*Records for processing:*
- - - - -
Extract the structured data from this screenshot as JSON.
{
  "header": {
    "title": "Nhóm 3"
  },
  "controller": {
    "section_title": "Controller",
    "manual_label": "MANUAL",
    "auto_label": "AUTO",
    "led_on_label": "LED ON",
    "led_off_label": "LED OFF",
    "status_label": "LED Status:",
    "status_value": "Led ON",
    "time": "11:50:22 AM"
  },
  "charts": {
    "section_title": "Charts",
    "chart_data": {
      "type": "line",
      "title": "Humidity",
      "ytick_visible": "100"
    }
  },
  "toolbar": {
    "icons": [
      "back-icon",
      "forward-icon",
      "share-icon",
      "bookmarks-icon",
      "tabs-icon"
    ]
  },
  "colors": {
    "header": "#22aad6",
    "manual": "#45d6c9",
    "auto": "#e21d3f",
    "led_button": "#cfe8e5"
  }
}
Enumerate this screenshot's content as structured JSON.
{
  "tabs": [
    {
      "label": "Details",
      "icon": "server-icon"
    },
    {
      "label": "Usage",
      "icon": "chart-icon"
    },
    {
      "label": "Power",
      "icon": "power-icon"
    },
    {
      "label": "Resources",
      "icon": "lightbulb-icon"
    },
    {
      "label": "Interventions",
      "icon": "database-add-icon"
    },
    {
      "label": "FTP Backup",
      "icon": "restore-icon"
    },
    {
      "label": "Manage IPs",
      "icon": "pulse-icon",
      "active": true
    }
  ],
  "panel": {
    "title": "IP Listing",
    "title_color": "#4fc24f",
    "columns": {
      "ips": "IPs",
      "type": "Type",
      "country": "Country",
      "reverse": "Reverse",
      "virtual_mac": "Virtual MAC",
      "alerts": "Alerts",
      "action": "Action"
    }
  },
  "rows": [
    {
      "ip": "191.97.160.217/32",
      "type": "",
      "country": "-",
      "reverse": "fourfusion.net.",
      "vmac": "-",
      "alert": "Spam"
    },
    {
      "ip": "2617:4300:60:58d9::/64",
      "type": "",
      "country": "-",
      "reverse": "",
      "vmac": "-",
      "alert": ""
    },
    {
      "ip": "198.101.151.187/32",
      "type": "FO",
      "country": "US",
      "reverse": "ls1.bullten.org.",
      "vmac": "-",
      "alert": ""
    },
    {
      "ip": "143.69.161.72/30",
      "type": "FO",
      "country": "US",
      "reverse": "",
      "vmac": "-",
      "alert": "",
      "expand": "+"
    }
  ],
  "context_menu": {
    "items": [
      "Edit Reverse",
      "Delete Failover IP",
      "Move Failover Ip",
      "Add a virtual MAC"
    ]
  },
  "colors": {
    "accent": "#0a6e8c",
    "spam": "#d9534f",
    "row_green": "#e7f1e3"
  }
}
- - - - -
*What you will do:*
Give all the records again. Match them exactly.

*Task output:*
Extract the structured data from this screenshot as JSON.
{
  "header": {
    "title": "Nhóm 3"
  },
  "controller": {
    "section_title": "Controller",
    "manual_label": "MANUAL",
    "auto_label": "AUTO",
    "led_on_label": "LED ON",
    "led_off_label": "LED OFF",
    "status_label": "LED Status:",
    "status_value": "Led ON",
    "time": "11:50:22 AM"
  },
  "charts": {
    "section_title": "Charts",
    "chart_data": {
      "type": "line",
      "title": "Humidity",
      "ytick_visible": "100"
    }
  },
  "toolbar": {
    "icons": [
      "back-icon",
      "forward-icon",
      "share-icon",
      "bookmarks-icon",
      "tabs-icon"
    ]
  },
  "colors": {
    "header": "#22aad6",
    "manual": "#45d6c9",
    "auto": "#e21d3f",
    "led_button": "#cfe8e5"
  }
}
Enumerate this screenshot's content as structured JSON.
{
  "tabs": [
    {
      "label": "Details",
      "icon": "server-icon"
    },
    {
      "label": "Usage",
      "icon": "chart-icon"
    },
    {
      "label": "Power",
      "icon": "power-icon"
    },
    {
      "label": "Resources",
      "icon": "lightbulb-icon"
    },
    {
      "label": "Interventions",
      "icon": "database-add-icon"
    },
    {
      "label": "FTP Backup",
      "icon": "restore-icon"
    },
    {
      "label": "Manage IPs",
      "icon": "pulse-icon",
      "active": true
    }
  ],
  "panel": {
    "title": "IP Listing",
    "title_color": "#4fc24f",
    "columns": {
      "ips": "IPs",
      "type": "Type",
      "country": "Country",
      "reverse": "Reverse",
      "virtual_mac": "Virtual MAC",
      "alerts": "Alerts",
      "action": "Action"
    }
  },
  "rows": [
    {
      "ip": "191.97.160.217/32",
      "type": "",
      "country": "-",
      "reverse": "fourfusion.net.",
      "vmac": "-",
      "alert": "Spam"
    },
    {
      "ip": "2617:4300:60:58d9::/64",
      "type": "",
      "country": "-",
      "reverse": "",
      "vmac": "-",
      "alert": ""
    },
    {
      "ip": "198.101.151.187/32",
      "type": "FO",
      "country": "US",
      "reverse": "ls1.bullten.org.",
      "vmac": "-",
      "alert": ""
    },
    {
      "ip": "143.69.161.72/30",
      "type": "FO",
      "country": "US",
      "reverse": "",
      "vmac": "-",
      "alert": "",
      "expand": "+"
    }
  ],
  "context_menu": {
    "items": [
      "Edit Reverse",
      "Delete Failover IP",
      "Move Failover Ip",
      "Add a virtual MAC"
    ]
  },
  "colors": {
    "accent": "#0a6e8c",
    "spam": "#d9534f",
    "row_green": "#e7f1e3"
  }
}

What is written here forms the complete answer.